## WRITTEN INSTRUCTION
The entries below are to be written out again without alteration.

## PROVIDED DATA
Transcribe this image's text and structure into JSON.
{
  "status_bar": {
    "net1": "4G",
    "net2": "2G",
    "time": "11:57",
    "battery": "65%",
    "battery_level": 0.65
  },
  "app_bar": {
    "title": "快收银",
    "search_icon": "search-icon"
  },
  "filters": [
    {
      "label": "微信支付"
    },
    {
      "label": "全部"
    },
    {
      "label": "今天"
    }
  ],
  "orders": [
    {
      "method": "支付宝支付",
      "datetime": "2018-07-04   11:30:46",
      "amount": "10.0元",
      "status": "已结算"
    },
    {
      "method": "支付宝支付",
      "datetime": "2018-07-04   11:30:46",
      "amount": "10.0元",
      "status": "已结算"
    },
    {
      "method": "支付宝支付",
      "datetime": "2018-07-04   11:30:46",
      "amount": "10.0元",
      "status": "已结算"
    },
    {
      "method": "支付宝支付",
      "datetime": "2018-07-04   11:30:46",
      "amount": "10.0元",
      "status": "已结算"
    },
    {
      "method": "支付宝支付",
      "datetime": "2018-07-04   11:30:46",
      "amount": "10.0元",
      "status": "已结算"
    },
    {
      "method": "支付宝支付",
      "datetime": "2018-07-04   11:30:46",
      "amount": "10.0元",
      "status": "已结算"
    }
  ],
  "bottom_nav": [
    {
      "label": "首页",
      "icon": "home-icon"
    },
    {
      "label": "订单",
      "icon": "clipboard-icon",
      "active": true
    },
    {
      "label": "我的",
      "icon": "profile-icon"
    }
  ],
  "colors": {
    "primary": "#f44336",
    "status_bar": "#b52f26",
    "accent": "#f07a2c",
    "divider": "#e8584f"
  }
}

## THE RESPONSE
Transcribe this image's text and structure into JSON.
{
  "status_bar": {
    "net1": "4G",
    "net2": "2G",
    "time": "11:57",
    "battery": "65%",
    "battery_level": 0.65
  },
  "app_bar": {
    "title": "快收银",
    "search_icon": "search-icon"
  },
  "filters": [
    {
      "label": "微信支付"
    },
    {
      "label": "全部"
    },
    {
      "label": "今天"
    }
  ],
  "orders": [
    {
      "method": "支付宝支付",
      "datetime": "2018-07-04   11:30:46",
      "amount": "10.0元",
      "status": "已结算"
    },
    {
      "method": "支付宝支付",
      "datetime": "2018-07-04   11:30:46",
      "amount": "10.0元",
      "status": "已结算"
    },
    {
      "method": "支付宝支付",
      "datetime": "2018-07-04   11:30:46",
      "amount": "10.0元",
      "status": "已结算"
    },
    {
      "method": "支付宝支付",
      "datetime": "2018-07-04   11:30:46",
      "amount": "10.0元",
      "status": "已结算"
    },
    {
      "method": "支付宝支付",
      "datetime": "2018-07-04   11:30:46",
      "amount": "10.0元",
      "status": "已结算"
    },
    {
      "method": "支付宝支付",
      "datetime": "2018-07-04   11:30:46",
      "amount": "10.0元",
      "status": "已结算"
    }
  ],
  "bottom_nav": [
    {
      "label": "首页",
      "icon": "home-icon"
    },
    {
      "label": "订单",
      "icon": "clipboard-icon",
      "active": true
    },
    {
      "label": "我的",
      "icon": "profile-icon"
    }
  ],
  "colors": {
    "primary": "#f44336",
    "status_bar": "#b52f26",
    "accent": "#f07a2c",
    "divider": "#e8584f"
  }
}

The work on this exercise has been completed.